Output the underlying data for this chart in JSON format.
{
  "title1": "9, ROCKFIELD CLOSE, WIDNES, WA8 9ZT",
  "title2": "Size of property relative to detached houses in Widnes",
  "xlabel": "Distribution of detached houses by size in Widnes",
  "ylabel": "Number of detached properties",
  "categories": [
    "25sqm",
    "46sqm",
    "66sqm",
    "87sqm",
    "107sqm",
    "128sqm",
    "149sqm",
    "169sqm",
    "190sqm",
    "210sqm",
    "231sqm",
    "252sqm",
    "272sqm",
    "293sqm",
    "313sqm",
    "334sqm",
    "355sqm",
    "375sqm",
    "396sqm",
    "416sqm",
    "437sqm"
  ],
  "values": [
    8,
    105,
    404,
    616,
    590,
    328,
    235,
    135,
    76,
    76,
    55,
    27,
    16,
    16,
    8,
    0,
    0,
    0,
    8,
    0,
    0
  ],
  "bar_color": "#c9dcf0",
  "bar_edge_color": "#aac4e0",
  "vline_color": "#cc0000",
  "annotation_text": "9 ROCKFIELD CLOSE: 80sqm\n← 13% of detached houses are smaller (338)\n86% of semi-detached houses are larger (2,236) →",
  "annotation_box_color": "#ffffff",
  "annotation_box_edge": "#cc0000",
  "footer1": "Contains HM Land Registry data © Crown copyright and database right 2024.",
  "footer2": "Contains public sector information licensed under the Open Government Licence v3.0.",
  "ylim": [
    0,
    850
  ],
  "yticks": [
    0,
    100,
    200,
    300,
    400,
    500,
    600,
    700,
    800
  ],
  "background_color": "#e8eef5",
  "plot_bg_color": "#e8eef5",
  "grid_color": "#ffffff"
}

[The exercise]
All lines of the data above that include the word "ROCKFIELD" must be shown.

[Task response]
  "title1": "9, ROCKFIELD CLOSE, WIDNES, WA8 9ZT",
  "annotation_text": "9 ROCKFIELD CLOSE: 80sqm\n← 13% of detached houses are smaller (338)\n86% of semi-detached houses are larger (2,236) →",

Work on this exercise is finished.